▶ TEXT SHOWN:
Kin punishment is the practice of punishing the family members of someone who is accused of committing a crime, either in place of or in addition to the perpetrator of the crime. It refers to the principle in which a family shares responsibility for a crime which is committed by one of its members, and it is a form of collective punishment.
Kin punishment has been used as a form of extortion, harassment, and persecution by authoritarian and totalitarian states. Kin punishment has been practiced in many Western countries, and they include pre-Christian European cultures, Nazi Germany, the Soviet Union, and it has also been practiced in non-Western countries, including China, Japan, and North Korea.

Traditional examples

Europe
Traditional Irish law required the payment of a tribute (Éraic) in reparation for murder or other major crimes. In the case of homicide, if the attacker fled, the fine had to be paid by the tribe to which he belonged.

In medieval Welsh law, the kin of an offender was liable to make compensation for his wrongful act. This penalty (called Galanas) was generally limited to murder.

The medieval Polish Główszczyzna fine functioned similarly to the Anglo-Saxon and Scandinavian weregild.

▶ DATA EXTRACT:
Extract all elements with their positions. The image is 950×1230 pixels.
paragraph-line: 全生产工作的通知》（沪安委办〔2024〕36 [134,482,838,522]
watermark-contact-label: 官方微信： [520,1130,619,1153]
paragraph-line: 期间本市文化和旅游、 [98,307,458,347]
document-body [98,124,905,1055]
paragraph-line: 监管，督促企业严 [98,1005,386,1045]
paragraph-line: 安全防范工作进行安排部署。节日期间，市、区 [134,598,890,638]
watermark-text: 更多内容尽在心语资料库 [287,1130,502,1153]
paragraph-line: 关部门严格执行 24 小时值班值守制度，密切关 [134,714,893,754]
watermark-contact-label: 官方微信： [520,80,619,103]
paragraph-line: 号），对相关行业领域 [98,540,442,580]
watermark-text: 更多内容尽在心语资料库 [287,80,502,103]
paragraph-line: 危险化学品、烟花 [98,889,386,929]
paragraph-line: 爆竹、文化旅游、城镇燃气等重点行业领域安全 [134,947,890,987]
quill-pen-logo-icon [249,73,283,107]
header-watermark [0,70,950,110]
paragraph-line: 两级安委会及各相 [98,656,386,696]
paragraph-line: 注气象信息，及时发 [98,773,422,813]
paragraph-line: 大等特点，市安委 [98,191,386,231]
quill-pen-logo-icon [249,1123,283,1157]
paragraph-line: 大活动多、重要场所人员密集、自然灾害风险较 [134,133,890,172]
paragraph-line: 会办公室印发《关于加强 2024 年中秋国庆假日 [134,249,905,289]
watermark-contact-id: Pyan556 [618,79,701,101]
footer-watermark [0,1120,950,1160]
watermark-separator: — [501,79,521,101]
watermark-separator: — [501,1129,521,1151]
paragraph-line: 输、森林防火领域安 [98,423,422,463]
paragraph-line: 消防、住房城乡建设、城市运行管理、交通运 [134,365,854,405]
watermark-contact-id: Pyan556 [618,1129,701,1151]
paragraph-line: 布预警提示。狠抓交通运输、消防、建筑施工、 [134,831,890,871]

▶ GIVEN EXERCISE:
In the text on kin punishment, what was the penalty in medieval Welsh law called?

▶ EXPECTED OUTPUT:
Galanas